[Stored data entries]
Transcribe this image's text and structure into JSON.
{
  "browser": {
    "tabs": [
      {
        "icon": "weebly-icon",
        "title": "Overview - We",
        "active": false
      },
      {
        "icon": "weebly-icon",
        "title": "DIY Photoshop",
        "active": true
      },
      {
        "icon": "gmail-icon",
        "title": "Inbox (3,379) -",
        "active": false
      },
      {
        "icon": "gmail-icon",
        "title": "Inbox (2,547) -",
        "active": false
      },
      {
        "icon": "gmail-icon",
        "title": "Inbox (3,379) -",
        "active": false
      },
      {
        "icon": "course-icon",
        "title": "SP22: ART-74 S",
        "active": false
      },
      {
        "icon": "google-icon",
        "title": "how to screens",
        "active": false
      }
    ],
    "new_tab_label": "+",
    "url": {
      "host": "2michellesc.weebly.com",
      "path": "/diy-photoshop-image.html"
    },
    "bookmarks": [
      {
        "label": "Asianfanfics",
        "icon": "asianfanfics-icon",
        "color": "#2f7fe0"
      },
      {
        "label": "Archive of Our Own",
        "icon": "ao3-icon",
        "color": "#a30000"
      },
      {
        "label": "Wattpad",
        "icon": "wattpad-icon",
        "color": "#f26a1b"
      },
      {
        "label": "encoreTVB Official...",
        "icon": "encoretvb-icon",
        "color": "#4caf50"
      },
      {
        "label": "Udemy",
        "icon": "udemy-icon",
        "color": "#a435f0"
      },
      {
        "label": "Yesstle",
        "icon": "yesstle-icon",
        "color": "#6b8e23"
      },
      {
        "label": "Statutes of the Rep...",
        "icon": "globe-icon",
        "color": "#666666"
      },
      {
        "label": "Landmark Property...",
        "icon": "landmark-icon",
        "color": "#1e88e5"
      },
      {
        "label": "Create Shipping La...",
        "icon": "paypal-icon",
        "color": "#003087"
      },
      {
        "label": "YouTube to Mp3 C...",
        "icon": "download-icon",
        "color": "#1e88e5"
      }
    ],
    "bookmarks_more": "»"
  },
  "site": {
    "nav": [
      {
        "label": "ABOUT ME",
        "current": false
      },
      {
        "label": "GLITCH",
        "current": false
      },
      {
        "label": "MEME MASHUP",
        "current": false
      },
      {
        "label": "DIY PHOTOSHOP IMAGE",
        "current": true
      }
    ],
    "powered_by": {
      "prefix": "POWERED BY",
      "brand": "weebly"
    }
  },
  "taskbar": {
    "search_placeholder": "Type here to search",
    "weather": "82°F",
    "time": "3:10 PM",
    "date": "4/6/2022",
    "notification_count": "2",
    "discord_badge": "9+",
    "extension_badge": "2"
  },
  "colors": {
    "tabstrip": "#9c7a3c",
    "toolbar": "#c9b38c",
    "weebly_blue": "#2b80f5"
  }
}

• **PROBLEM STATEMENT**: Every entry must be quoted exactly as it appears above.

• **EXERCISE SOLUTION**:
Transcribe this image's text and structure into JSON.
{
  "browser": {
    "tabs": [
      {
        "icon": "weebly-icon",
        "title": "Overview - We",
        "active": false
      },
      {
        "icon": "weebly-icon",
        "title": "DIY Photoshop",
        "active": true
      },
      {
        "icon": "gmail-icon",
        "title": "Inbox (3,379) -",
        "active": false
      },
      {
        "icon": "gmail-icon",
        "title": "Inbox (2,547) -",
        "active": false
      },
      {
        "icon": "gmail-icon",
        "title": "Inbox (3,379) -",
        "active": false
      },
      {
        "icon": "course-icon",
        "title": "SP22: ART-74 S",
        "active": false
      },
      {
        "icon": "google-icon",
        "title": "how to screens",
        "active": false
      }
    ],
    "new_tab_label": "+",
    "url": {
      "host": "2michellesc.weebly.com",
      "path": "/diy-photoshop-image.html"
    },
    "bookmarks": [
      {
        "label": "Asianfanfics",
        "icon": "asianfanfics-icon",
        "color": "#2f7fe0"
      },
      {
        "label": "Archive of Our Own",
        "icon": "ao3-icon",
        "color": "#a30000"
      },
      {
        "label": "Wattpad",
        "icon": "wattpad-icon",
        "color": "#f26a1b"
      },
      {
        "label": "encoreTVB Official...",
        "icon": "encoretvb-icon",
        "color": "#4caf50"
      },
      {
        "label": "Udemy",
        "icon": "udemy-icon",
        "color": "#a435f0"
      },
      {
        "label": "Yesstle",
        "icon": "yesstle-icon",
        "color": "#6b8e23"
      },
      {
        "label": "Statutes of the Rep...",
        "icon": "globe-icon",
        "color": "#666666"
      },
      {
        "label": "Landmark Property...",
        "icon": "landmark-icon",
        "color": "#1e88e5"
      },
      {
        "label": "Create Shipping La...",
        "icon": "paypal-icon",
        "color": "#003087"
      },
      {
        "label": "YouTube to Mp3 C...",
        "icon": "download-icon",
        "color": "#1e88e5"
      }
    ],
    "bookmarks_more": "»"
  },
  "site": {
    "nav": [
      {
        "label": "ABOUT ME",
        "current": false
      },
      {
        "label": "GLITCH",
        "current": false
      },
      {
        "label": "MEME MASHUP",
        "current": false
      },
      {
        "label": "DIY PHOTOSHOP IMAGE",
        "current": true
      }
    ],
    "powered_by": {
      "prefix": "POWERED BY",
      "brand": "weebly"
    }
  },
  "taskbar": {
    "search_placeholder": "Type here to search",
    "weather": "82°F",
    "time": "3:10 PM",
    "date": "4/6/2022",
    "notification_count": "2",
    "discord_badge": "9+",
    "extension_badge": "2"
  },
  "colors": {
    "tabstrip": "#9c7a3c",
    "toolbar": "#c9b38c",
    "weebly_blue": "#2b80f5"
  }
}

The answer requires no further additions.